Stored data
....

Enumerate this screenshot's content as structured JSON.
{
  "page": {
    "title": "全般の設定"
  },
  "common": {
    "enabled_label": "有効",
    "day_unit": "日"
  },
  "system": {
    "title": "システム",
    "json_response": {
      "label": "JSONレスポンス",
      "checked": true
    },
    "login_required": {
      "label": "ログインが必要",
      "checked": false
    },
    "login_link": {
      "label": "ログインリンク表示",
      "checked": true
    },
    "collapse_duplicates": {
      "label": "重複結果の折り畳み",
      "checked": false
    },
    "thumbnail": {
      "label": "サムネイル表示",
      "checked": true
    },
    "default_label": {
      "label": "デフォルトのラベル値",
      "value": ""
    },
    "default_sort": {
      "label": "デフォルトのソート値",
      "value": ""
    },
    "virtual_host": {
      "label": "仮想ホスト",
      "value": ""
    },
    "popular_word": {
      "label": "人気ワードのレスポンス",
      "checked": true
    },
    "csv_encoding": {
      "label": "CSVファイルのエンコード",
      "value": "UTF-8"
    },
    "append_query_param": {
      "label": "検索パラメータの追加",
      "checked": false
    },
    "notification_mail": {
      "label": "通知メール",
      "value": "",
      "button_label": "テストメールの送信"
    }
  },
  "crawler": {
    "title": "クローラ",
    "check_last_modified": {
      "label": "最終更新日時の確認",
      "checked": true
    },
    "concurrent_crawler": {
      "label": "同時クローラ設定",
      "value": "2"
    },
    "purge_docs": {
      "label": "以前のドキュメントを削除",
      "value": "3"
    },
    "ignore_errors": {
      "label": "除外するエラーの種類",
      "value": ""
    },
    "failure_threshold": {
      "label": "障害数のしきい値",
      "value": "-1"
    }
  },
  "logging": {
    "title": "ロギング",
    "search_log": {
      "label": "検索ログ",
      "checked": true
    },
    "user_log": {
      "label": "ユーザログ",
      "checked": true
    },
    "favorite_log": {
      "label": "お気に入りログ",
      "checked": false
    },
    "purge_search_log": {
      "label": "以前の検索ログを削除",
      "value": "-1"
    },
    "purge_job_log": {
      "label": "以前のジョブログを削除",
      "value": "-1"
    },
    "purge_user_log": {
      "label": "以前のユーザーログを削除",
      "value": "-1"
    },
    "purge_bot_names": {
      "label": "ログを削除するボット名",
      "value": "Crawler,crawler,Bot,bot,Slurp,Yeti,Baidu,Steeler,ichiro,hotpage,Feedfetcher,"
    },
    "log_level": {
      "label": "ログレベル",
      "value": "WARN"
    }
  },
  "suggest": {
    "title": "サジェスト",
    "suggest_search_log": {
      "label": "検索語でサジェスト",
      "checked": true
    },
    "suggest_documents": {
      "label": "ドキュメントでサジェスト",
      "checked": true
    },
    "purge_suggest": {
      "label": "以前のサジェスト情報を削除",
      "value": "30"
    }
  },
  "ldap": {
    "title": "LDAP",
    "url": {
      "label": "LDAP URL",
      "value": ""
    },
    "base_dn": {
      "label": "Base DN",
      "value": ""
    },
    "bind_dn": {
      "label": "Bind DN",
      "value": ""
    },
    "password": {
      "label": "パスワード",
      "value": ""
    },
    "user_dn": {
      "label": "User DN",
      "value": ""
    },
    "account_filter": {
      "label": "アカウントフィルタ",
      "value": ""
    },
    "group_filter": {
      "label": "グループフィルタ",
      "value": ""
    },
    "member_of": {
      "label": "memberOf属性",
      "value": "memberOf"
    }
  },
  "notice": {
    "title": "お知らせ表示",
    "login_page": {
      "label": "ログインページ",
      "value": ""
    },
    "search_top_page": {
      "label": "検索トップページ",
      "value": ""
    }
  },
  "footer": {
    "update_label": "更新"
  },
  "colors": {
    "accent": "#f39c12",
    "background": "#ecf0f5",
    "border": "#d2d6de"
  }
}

....

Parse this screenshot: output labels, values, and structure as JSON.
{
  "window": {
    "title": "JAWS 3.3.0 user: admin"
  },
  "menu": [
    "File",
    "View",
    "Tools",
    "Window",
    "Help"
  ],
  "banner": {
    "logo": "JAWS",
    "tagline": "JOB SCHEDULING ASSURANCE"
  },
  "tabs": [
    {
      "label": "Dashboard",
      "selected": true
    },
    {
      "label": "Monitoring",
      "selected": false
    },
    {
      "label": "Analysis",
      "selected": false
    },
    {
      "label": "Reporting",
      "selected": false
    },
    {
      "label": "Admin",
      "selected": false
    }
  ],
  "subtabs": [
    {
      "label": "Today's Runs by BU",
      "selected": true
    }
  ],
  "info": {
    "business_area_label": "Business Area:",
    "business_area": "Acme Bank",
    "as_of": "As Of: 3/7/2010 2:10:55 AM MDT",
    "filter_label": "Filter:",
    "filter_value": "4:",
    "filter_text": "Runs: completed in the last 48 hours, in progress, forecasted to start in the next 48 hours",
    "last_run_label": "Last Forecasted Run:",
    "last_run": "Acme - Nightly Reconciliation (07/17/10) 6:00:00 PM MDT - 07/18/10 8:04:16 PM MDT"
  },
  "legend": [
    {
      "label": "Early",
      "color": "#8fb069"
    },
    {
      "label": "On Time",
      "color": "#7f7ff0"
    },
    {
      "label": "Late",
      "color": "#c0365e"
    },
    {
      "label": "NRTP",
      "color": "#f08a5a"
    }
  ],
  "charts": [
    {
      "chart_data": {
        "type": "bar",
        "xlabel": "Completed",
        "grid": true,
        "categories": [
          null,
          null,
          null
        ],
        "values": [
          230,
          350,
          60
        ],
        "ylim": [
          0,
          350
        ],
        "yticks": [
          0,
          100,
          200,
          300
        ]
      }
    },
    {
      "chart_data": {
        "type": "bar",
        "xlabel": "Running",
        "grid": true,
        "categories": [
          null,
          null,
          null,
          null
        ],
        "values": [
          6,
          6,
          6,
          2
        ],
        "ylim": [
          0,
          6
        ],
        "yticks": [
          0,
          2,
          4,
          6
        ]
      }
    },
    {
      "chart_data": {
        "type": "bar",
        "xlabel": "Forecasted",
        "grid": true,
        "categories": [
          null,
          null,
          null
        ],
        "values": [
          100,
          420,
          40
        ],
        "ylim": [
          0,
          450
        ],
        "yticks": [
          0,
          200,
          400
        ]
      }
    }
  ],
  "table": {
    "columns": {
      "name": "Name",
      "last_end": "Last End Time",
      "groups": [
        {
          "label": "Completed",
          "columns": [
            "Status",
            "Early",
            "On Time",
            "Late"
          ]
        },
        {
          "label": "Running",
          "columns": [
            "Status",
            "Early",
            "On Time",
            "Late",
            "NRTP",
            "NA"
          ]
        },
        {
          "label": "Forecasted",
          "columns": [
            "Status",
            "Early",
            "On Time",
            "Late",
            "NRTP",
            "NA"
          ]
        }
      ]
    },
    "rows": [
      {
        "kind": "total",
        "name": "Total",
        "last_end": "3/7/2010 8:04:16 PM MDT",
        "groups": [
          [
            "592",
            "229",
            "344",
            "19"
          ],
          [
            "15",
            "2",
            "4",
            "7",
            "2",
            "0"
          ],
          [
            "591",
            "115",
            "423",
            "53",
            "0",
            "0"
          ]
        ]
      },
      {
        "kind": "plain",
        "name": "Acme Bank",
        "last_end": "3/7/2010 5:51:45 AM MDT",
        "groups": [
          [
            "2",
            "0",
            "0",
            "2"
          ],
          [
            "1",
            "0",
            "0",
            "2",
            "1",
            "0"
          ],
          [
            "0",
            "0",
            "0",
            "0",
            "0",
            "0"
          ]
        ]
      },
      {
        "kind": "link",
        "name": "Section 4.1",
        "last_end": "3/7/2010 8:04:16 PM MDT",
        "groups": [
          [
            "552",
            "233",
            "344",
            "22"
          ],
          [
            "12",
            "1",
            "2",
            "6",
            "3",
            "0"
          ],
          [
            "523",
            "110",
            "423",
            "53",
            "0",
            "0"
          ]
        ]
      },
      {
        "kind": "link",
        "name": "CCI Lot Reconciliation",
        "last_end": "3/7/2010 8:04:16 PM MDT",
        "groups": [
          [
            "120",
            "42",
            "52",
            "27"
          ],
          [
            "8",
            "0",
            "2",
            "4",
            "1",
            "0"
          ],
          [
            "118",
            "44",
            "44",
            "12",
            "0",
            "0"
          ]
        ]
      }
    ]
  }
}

....

§ STATED TASK:
Read the entries above, then pull out the lines that include "title".

§ ANSWER FOR THIS EXERCISE:
    "title": "全般の設定"
    "title": "システム",
    "title": "クローラ",
    "title": "ロギング",
    "title": "サジェスト",
    "title": "LDAP",
    "title": "お知らせ表示",
    "title": "JAWS 3.3.0 user: admin"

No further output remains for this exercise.